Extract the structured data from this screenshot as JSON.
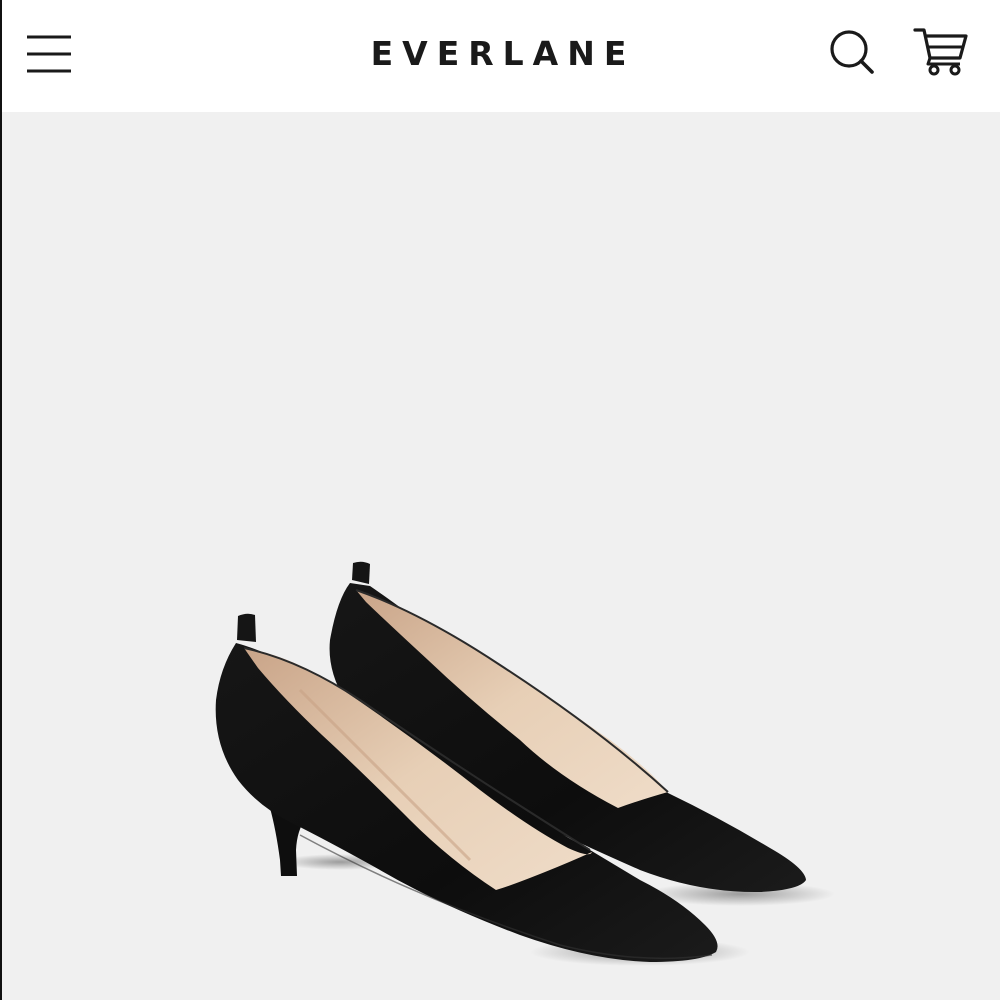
{
  "header": {
    "brand": "EVERLANE",
    "menu_icon": "hamburger-menu-icon",
    "search_icon": "search-icon",
    "cart_icon": "shopping-cart-icon"
  },
  "hero": {
    "image_subject": "product-image",
    "background_color": "#f0f0f0"
  },
  "colors": {
    "header_bg": "#ffffff",
    "text": "#1a1a1a",
    "shoe_body": "#111111",
    "shoe_lining": "#e2c6ab"
  }
}
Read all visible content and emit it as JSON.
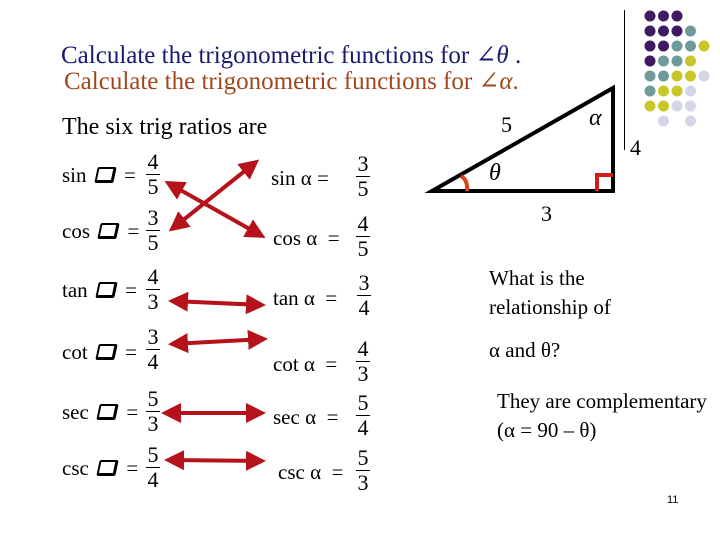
{
  "header": {
    "title_theta_prefix": "Calculate the trigonometric functions for ",
    "title_theta_symbol": "∠θ",
    "title_theta_suffix": " .",
    "title_alpha_prefix": "Calculate the trigonometric functions for ",
    "title_alpha_symbol": "∠α",
    "title_alpha_suffix": ".",
    "subtitle": "The six trig ratios are"
  },
  "colors": {
    "title_theta": "#1a1a6e",
    "title_alpha": "#a0471d",
    "arrow": "#b5121b",
    "angle_marker": "#d9441f",
    "right_angle_marker": "#d01c1c"
  },
  "theta_ratios": [
    {
      "fn": "sin",
      "equals": "=",
      "num": "4",
      "den": "5"
    },
    {
      "fn": "cos",
      "equals": "=",
      "num": "3",
      "den": "5"
    },
    {
      "fn": "tan",
      "equals": "=",
      "num": "4",
      "den": "3"
    },
    {
      "fn": "cot",
      "equals": "=",
      "num": "3",
      "den": "4"
    },
    {
      "fn": "sec",
      "equals": "=",
      "num": "5",
      "den": "3"
    },
    {
      "fn": "csc",
      "equals": "=",
      "num": "5",
      "den": "4"
    }
  ],
  "alpha_ratios": [
    {
      "label": "sin α =",
      "num": "3",
      "den": "5"
    },
    {
      "label": "cos α  =",
      "num": "4",
      "den": "5"
    },
    {
      "label": "tan α  =",
      "num": "3",
      "den": "4"
    },
    {
      "label": "cot α  =",
      "num": "4",
      "den": "3"
    },
    {
      "label": "sec α  =",
      "num": "5",
      "den": "4"
    },
    {
      "label": "csc α  =",
      "num": "5",
      "den": "3"
    }
  ],
  "triangle": {
    "hypotenuse": "5",
    "opposite_side": "4",
    "adjacent_side": "3",
    "angle_alpha": "α",
    "angle_theta": "θ"
  },
  "question": {
    "line1": "What is the relationship of",
    "line2": "α and θ?"
  },
  "answer": {
    "text": "They are complementary (α  =  90 – θ)"
  },
  "footer": {
    "page_number": "11"
  },
  "decor": {
    "dot_grid_colors": [
      "#3f1a63",
      "#6f9a9c",
      "#c9c62a",
      "#d4d6e8"
    ]
  }
}
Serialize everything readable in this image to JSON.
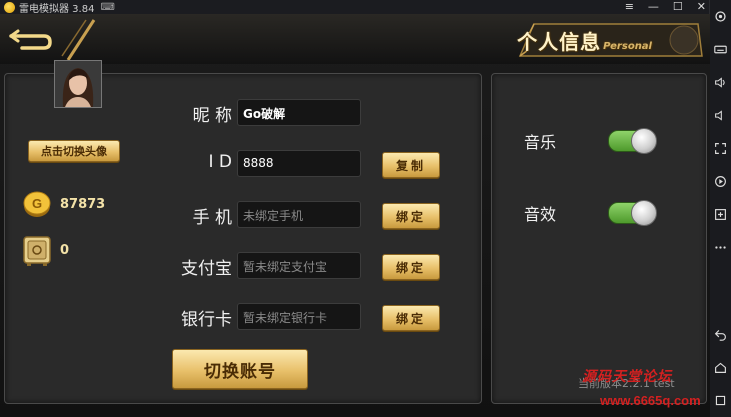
{
  "emulator": {
    "title": "雷电模拟器 3.84",
    "controls": {
      "menu": "≡",
      "minimize": "—",
      "maximize": "☐",
      "close": "✕"
    }
  },
  "sidebar": {
    "items": [
      {
        "icon": "settings-icon"
      },
      {
        "icon": "keyboard-icon"
      },
      {
        "icon": "volume-up-icon"
      },
      {
        "icon": "volume-down-icon"
      },
      {
        "icon": "fullscreen-icon"
      },
      {
        "icon": "record-icon"
      },
      {
        "icon": "add-app-icon"
      },
      {
        "icon": "more-icon"
      },
      {
        "icon": "back-icon"
      },
      {
        "icon": "home-icon"
      },
      {
        "icon": "recent-apps-icon"
      }
    ]
  },
  "header": {
    "title": "个人信息",
    "subtitle": "Personal"
  },
  "profile": {
    "change_avatar_label": "点击切换头像",
    "gold": "87873",
    "safe": "0"
  },
  "fields": [
    {
      "label": "昵 称",
      "value": "Go破解",
      "filled": true
    },
    {
      "label": "I D",
      "value": "8888",
      "filled": true,
      "action": "复制"
    },
    {
      "label": "手 机",
      "value": "未绑定手机",
      "filled": false,
      "action": "绑定"
    },
    {
      "label": "支付宝",
      "value": "暂未绑定支付宝",
      "filled": false,
      "action": "绑定"
    },
    {
      "label": "银行卡",
      "value": "暂未绑定银行卡",
      "filled": false,
      "action": "绑定"
    }
  ],
  "switch_account_label": "切换账号",
  "settings": {
    "music_label": "音乐",
    "music_on": true,
    "sfx_label": "音效",
    "sfx_on": true
  },
  "version_text": "当前版本2.2.1 test",
  "watermark": {
    "line1": "源码天堂论坛",
    "line2": "www.6665q.com"
  },
  "colors": {
    "gold_button": "#e8c06a",
    "toggle_on": "#6ab84a",
    "watermark": "#d42020"
  }
}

^^^^^^^^^^^^^^^^

Using the listing above, pick out each line that contains the word "image", then copy it.

* _Reply to the task_
    "image_subject": "product-image",
Serialize everything readable in this image to JSON.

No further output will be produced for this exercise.